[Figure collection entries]
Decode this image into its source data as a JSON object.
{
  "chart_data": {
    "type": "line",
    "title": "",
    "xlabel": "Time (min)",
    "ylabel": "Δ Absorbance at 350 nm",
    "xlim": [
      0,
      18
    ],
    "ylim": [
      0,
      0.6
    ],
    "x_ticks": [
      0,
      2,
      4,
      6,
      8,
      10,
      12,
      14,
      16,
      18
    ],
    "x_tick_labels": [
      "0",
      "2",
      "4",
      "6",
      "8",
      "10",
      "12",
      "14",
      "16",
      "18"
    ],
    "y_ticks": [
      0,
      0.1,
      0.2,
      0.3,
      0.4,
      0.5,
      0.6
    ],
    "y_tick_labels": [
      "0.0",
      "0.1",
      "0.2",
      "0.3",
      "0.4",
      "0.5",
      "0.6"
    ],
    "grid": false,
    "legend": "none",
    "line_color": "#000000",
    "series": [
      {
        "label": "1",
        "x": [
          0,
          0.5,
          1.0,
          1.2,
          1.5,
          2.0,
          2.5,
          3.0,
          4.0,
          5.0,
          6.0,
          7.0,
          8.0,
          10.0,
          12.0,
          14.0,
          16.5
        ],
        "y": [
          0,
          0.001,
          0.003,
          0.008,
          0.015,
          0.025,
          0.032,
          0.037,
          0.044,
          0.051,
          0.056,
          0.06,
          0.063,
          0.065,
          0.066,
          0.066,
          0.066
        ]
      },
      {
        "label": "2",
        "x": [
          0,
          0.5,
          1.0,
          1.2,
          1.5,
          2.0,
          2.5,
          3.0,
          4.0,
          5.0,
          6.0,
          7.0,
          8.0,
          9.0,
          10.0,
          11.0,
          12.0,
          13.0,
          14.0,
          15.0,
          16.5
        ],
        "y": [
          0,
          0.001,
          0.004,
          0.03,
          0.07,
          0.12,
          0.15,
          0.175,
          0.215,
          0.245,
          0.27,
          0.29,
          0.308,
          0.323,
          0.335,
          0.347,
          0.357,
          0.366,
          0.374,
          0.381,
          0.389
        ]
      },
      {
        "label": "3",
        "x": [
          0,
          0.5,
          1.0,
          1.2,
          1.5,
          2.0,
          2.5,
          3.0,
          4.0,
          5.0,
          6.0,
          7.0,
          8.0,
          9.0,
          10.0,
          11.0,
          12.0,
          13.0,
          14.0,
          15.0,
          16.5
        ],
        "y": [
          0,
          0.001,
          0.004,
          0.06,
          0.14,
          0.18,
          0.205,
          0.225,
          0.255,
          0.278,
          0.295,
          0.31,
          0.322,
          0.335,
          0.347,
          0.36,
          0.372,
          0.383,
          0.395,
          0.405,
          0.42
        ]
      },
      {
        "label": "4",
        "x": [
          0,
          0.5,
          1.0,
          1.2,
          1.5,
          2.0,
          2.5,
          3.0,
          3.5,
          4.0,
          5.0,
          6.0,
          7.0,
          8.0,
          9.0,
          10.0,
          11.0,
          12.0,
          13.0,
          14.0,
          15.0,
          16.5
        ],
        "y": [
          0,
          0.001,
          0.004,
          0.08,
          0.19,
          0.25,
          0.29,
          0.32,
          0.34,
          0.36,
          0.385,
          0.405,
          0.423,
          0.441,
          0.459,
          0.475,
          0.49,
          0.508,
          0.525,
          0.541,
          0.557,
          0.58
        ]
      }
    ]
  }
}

# YOUR GOAL
Copy out the full listing exactly.

# COMPLETED TASK
Decode this image into its source data as a JSON object.
{
  "chart_data": {
    "type": "line",
    "title": "",
    "xlabel": "Time (min)",
    "ylabel": "Δ Absorbance at 350 nm",
    "xlim": [
      0,
      18
    ],
    "ylim": [
      0,
      0.6
    ],
    "x_ticks": [
      0,
      2,
      4,
      6,
      8,
      10,
      12,
      14,
      16,
      18
    ],
    "x_tick_labels": [
      "0",
      "2",
      "4",
      "6",
      "8",
      "10",
      "12",
      "14",
      "16",
      "18"
    ],
    "y_ticks": [
      0,
      0.1,
      0.2,
      0.3,
      0.4,
      0.5,
      0.6
    ],
    "y_tick_labels": [
      "0.0",
      "0.1",
      "0.2",
      "0.3",
      "0.4",
      "0.5",
      "0.6"
    ],
    "grid": false,
    "legend": "none",
    "line_color": "#000000",
    "series": [
      {
        "label": "1",
        "x": [
          0,
          0.5,
          1.0,
          1.2,
          1.5,
          2.0,
          2.5,
          3.0,
          4.0,
          5.0,
          6.0,
          7.0,
          8.0,
          10.0,
          12.0,
          14.0,
          16.5
        ],
        "y": [
          0,
          0.001,
          0.003,
          0.008,
          0.015,
          0.025,
          0.032,
          0.037,
          0.044,
          0.051,
          0.056,
          0.06,
          0.063,
          0.065,
          0.066,
          0.066,
          0.066
        ]
      },
      {
        "label": "2",
        "x": [
          0,
          0.5,
          1.0,
          1.2,
          1.5,
          2.0,
          2.5,
          3.0,
          4.0,
          5.0,
          6.0,
          7.0,
          8.0,
          9.0,
          10.0,
          11.0,
          12.0,
          13.0,
          14.0,
          15.0,
          16.5
        ],
        "y": [
          0,
          0.001,
          0.004,
          0.03,
          0.07,
          0.12,
          0.15,
          0.175,
          0.215,
          0.245,
          0.27,
          0.29,
          0.308,
          0.323,
          0.335,
          0.347,
          0.357,
          0.366,
          0.374,
          0.381,
          0.389
        ]
      },
      {
        "label": "3",
        "x": [
          0,
          0.5,
          1.0,
          1.2,
          1.5,
          2.0,
          2.5,
          3.0,
          4.0,
          5.0,
          6.0,
          7.0,
          8.0,
          9.0,
          10.0,
          11.0,
          12.0,
          13.0,
          14.0,
          15.0,
          16.5
        ],
        "y": [
          0,
          0.001,
          0.004,
          0.06,
          0.14,
          0.18,
          0.205,
          0.225,
          0.255,
          0.278,
          0.295,
          0.31,
          0.322,
          0.335,
          0.347,
          0.36,
          0.372,
          0.383,
          0.395,
          0.405,
          0.42
        ]
      },
      {
        "label": "4",
        "x": [
          0,
          0.5,
          1.0,
          1.2,
          1.5,
          2.0,
          2.5,
          3.0,
          3.5,
          4.0,
          5.0,
          6.0,
          7.0,
          8.0,
          9.0,
          10.0,
          11.0,
          12.0,
          13.0,
          14.0,
          15.0,
          16.5
        ],
        "y": [
          0,
          0.001,
          0.004,
          0.08,
          0.19,
          0.25,
          0.29,
          0.32,
          0.34,
          0.36,
          0.385,
          0.405,
          0.423,
          0.441,
          0.459,
          0.475,
          0.49,
          0.508,
          0.525,
          0.541,
          0.557,
          0.58
        ]
      }
    ]
  }
}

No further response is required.